**What to work on**
Copy each line that contains the word "objektów".

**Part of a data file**
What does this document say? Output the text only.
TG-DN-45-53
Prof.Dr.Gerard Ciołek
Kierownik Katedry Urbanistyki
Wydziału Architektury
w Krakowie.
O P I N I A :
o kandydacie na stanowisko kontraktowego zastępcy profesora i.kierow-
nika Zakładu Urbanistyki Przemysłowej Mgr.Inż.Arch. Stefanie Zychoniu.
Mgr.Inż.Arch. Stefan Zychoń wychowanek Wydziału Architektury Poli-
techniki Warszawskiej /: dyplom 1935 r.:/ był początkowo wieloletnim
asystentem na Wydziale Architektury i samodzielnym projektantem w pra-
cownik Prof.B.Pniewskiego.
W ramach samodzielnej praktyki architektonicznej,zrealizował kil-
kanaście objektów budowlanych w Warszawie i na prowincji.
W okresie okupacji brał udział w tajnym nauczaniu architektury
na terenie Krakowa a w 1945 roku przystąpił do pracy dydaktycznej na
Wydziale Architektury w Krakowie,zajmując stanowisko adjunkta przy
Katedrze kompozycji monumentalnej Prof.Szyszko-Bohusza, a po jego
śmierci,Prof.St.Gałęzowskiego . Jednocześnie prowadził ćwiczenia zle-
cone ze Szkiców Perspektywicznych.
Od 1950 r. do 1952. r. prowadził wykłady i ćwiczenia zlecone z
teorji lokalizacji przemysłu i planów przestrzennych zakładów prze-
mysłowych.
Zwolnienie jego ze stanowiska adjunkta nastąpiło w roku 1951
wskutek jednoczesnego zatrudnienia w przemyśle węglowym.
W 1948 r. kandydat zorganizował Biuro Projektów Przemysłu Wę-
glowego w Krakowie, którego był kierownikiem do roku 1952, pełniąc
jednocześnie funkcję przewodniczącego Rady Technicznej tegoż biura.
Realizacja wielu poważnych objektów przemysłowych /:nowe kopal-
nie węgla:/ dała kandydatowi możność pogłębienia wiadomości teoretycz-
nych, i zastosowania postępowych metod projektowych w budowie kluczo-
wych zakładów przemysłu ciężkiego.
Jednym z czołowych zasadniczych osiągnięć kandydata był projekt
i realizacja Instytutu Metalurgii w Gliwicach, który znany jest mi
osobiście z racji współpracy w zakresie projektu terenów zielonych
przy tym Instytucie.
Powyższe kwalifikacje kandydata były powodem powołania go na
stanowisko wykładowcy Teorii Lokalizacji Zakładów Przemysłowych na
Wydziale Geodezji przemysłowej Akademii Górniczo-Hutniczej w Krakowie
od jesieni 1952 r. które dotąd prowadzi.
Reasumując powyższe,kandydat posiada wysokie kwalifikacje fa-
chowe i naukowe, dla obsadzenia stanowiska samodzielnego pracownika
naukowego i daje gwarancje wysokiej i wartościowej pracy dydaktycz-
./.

**Output of the exercise**
kanaście objektów budowlanych w Warszawie i na prowincji.
Realizacja wielu poważnych objektów przemysłowych /:nowe kopal-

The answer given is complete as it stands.